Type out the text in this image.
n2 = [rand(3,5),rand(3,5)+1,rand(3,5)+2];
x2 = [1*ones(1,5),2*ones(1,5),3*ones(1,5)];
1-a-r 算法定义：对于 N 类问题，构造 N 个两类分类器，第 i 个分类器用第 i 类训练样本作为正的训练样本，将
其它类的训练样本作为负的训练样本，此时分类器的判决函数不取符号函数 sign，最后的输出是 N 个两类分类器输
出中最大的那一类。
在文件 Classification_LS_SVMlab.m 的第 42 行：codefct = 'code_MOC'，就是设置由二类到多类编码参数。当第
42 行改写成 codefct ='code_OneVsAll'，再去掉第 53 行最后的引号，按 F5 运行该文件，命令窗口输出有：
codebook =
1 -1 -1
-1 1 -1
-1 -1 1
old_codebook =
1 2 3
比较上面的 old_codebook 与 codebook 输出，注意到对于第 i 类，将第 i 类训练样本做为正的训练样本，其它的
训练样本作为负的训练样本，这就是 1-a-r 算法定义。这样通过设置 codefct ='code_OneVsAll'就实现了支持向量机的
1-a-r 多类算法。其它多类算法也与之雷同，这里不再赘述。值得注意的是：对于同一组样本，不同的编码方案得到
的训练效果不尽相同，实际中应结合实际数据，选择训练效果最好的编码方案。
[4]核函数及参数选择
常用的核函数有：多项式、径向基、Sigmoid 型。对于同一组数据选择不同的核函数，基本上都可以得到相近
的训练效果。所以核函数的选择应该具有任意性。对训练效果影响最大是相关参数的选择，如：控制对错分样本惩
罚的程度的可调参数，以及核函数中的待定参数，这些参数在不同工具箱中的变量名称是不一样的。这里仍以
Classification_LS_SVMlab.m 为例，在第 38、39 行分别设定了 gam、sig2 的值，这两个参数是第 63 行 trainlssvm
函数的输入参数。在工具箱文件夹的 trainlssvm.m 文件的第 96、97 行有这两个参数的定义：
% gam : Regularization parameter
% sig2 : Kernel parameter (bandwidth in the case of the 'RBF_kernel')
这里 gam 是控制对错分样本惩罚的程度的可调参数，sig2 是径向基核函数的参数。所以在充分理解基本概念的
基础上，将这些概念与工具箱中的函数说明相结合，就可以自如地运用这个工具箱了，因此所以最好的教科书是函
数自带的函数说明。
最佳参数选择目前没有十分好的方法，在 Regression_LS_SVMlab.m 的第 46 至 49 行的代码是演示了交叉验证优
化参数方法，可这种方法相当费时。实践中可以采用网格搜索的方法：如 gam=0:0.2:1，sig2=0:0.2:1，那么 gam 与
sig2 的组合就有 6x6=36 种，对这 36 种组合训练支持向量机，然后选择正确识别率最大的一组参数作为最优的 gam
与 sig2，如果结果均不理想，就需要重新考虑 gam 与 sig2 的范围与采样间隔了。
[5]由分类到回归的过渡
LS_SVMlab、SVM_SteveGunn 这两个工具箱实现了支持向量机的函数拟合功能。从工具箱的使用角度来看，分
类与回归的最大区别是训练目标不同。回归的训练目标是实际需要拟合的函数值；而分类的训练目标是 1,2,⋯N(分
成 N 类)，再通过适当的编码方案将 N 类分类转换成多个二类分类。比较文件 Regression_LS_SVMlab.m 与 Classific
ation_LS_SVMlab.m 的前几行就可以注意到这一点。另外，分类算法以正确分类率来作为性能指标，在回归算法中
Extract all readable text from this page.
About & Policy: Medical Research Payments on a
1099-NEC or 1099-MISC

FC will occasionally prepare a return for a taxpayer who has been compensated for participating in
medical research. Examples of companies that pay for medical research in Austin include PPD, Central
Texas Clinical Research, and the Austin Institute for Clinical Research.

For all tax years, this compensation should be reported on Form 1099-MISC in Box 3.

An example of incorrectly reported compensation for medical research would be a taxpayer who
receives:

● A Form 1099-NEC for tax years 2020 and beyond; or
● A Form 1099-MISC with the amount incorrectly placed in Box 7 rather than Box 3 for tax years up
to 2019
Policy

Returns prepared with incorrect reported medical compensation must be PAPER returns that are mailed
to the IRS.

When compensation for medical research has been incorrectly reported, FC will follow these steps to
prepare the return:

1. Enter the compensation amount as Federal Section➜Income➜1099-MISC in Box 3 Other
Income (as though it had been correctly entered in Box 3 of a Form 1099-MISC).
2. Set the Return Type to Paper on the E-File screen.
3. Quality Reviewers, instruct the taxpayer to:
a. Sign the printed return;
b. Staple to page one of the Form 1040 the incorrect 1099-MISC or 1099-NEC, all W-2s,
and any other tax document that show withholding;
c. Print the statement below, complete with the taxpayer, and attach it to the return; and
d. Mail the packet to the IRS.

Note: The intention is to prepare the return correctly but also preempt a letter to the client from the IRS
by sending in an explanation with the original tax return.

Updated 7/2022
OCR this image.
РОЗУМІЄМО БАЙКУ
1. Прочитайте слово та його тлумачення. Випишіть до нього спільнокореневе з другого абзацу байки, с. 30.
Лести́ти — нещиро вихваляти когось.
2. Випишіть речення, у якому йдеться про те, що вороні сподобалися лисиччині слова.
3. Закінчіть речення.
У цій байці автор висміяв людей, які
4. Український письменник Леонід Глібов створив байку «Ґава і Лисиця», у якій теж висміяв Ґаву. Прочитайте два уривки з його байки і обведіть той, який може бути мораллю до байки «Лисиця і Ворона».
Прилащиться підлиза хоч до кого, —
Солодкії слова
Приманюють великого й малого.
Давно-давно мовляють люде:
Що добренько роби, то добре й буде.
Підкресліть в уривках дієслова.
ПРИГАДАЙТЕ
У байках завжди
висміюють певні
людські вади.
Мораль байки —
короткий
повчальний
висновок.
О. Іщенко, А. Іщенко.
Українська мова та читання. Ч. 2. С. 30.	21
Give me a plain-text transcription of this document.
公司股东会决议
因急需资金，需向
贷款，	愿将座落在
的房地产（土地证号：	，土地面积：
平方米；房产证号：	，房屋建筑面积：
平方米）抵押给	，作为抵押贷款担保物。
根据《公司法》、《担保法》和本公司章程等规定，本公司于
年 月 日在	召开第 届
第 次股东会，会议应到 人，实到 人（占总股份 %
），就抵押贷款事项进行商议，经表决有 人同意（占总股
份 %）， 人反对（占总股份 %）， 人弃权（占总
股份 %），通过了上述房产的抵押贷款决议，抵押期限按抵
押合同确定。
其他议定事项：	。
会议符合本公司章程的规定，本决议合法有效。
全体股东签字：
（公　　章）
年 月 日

----------

» What you will do
All of the lines above need to be given again exactly.

» Response to this exercise
Type out the text in this image.
n2 = [rand(3,5),rand(3,5)+1,rand(3,5)+2];
x2 = [1*ones(1,5),2*ones(1,5),3*ones(1,5)];
1-a-r 算法定义：对于 N 类问题，构造 N 个两类分类器，第 i 个分类器用第 i 类训练样本作为正的训练样本，将
其它类的训练样本作为负的训练样本，此时分类器的判决函数不取符号函数 sign，最后的输出是 N 个两类分类器输
出中最大的那一类。
在文件 Classification_LS_SVMlab.m 的第 42 行：codefct = 'code_MOC'，就是设置由二类到多类编码参数。当第
42 行改写成 codefct ='code_OneVsAll'，再去掉第 53 行最后的引号，按 F5 运行该文件，命令窗口输出有：
codebook =
1 -1 -1
-1 1 -1
-1 -1 1
old_codebook =
1 2 3
比较上面的 old_codebook 与 codebook 输出，注意到对于第 i 类，将第 i 类训练样本做为正的训练样本，其它的
训练样本作为负的训练样本，这就是 1-a-r 算法定义。这样通过设置 codefct ='code_OneVsAll'就实现了支持向量机的
1-a-r 多类算法。其它多类算法也与之雷同，这里不再赘述。值得注意的是：对于同一组样本，不同的编码方案得到
的训练效果不尽相同，实际中应结合实际数据，选择训练效果最好的编码方案。
[4]核函数及参数选择
常用的核函数有：多项式、径向基、Sigmoid 型。对于同一组数据选择不同的核函数，基本上都可以得到相近
的训练效果。所以核函数的选择应该具有任意性。对训练效果影响最大是相关参数的选择，如：控制对错分样本惩
罚的程度的可调参数，以及核函数中的待定参数，这些参数在不同工具箱中的变量名称是不一样的。这里仍以
Classification_LS_SVMlab.m 为例，在第 38、39 行分别设定了 gam、sig2 的值，这两个参数是第 63 行 trainlssvm
函数的输入参数。在工具箱文件夹的 trainlssvm.m 文件的第 96、97 行有这两个参数的定义：
% gam : Regularization parameter
% sig2 : Kernel parameter (bandwidth in the case of the 'RBF_kernel')
这里 gam 是控制对错分样本惩罚的程度的可调参数，sig2 是径向基核函数的参数。所以在充分理解基本概念的
基础上，将这些概念与工具箱中的函数说明相结合，就可以自如地运用这个工具箱了，因此所以最好的教科书是函
数自带的函数说明。
最佳参数选择目前没有十分好的方法，在 Regression_LS_SVMlab.m 的第 46 至 49 行的代码是演示了交叉验证优
化参数方法，可这种方法相当费时。实践中可以采用网格搜索的方法：如 gam=0:0.2:1，sig2=0:0.2:1，那么 gam 与
sig2 的组合就有 6x6=36 种，对这 36 种组合训练支持向量机，然后选择正确识别率最大的一组参数作为最优的 gam
与 sig2，如果结果均不理想，就需要重新考虑 gam 与 sig2 的范围与采样间隔了。
[5]由分类到回归的过渡
LS_SVMlab、SVM_SteveGunn 这两个工具箱实现了支持向量机的函数拟合功能。从工具箱的使用角度来看，分
类与回归的最大区别是训练目标不同。回归的训练目标是实际需要拟合的函数值；而分类的训练目标是 1,2,⋯N(分
成 N 类)，再通过适当的编码方案将 N 类分类转换成多个二类分类。比较文件 Regression_LS_SVMlab.m 与 Classific
ation_LS_SVMlab.m 的前几行就可以注意到这一点。另外，分类算法以正确分类率来作为性能指标，在回归算法中
Extract all readable text from this page.
About & Policy: Medical Research Payments on a
1099-NEC or 1099-MISC

FC will occasionally prepare a return for a taxpayer who has been compensated for participating in
medical research. Examples of companies that pay for medical research in Austin include PPD, Central
Texas Clinical Research, and the Austin Institute for Clinical Research.

For all tax years, this compensation should be reported on Form 1099-MISC in Box 3.

An example of incorrectly reported compensation for medical research would be a taxpayer who
receives:

● A Form 1099-NEC for tax years 2020 and beyond; or
● A Form 1099-MISC with the amount incorrectly placed in Box 7 rather than Box 3 for tax years up
to 2019
Policy

Returns prepared with incorrect reported medical compensation must be PAPER returns that are mailed
to the IRS.

When compensation for medical research has been incorrectly reported, FC will follow these steps to
prepare the return:

1. Enter the compensation amount as Federal Section➜Income➜1099-MISC in Box 3 Other
Income (as though it had been correctly entered in Box 3 of a Form 1099-MISC).
2. Set the Return Type to Paper on the E-File screen.
3. Quality Reviewers, instruct the taxpayer to:
a. Sign the printed return;
b. Staple to page one of the Form 1040 the incorrect 1099-MISC or 1099-NEC, all W-2s,
and any other tax document that show withholding;
c. Print the statement below, complete with the taxpayer, and attach it to the return; and
d. Mail the packet to the IRS.

Note: The intention is to prepare the return correctly but also preempt a letter to the client from the IRS
by sending in an explanation with the original tax return.

Updated 7/2022
OCR this image.
РОЗУМІЄМО БАЙКУ
1. Прочитайте слово та його тлумачення. Випишіть до нього спільнокореневе з другого абзацу байки, с. 30.
Лести́ти — нещиро вихваляти когось.
2. Випишіть речення, у якому йдеться про те, що вороні сподобалися лисиччині слова.
3. Закінчіть речення.
У цій байці автор висміяв людей, які
4. Український письменник Леонід Глібов створив байку «Ґава і Лисиця», у якій теж висміяв Ґаву. Прочитайте два уривки з його байки і обведіть той, який може бути мораллю до байки «Лисиця і Ворона».
Прилащиться підлиза хоч до кого, —
Солодкії слова
Приманюють великого й малого.
Давно-давно мовляють люде:
Що добренько роби, то добре й буде.
Підкресліть в уривках дієслова.
ПРИГАДАЙТЕ
У байках завжди
висміюють певні
людські вади.
Мораль байки —
короткий
повчальний
висновок.
О. Іщенко, А. Іщенко.
Українська мова та читання. Ч. 2. С. 30.	21
Give me a plain-text transcription of this document.
公司股东会决议
因急需资金，需向
贷款，	愿将座落在
的房地产（土地证号：	，土地面积：
平方米；房产证号：	，房屋建筑面积：
平方米）抵押给	，作为抵押贷款担保物。
根据《公司法》、《担保法》和本公司章程等规定，本公司于
年 月 日在	召开第 届
第 次股东会，会议应到 人，实到 人（占总股份 %
），就抵押贷款事项进行商议，经表决有 人同意（占总股
份 %）， 人反对（占总股份 %）， 人弃权（占总
股份 %），通过了上述房产的抵押贷款决议，抵押期限按抵
押合同确定。
其他议定事项：	。
会议符合本公司章程的规定，本决议合法有效。
全体股东签字：
（公　　章）
年 月 日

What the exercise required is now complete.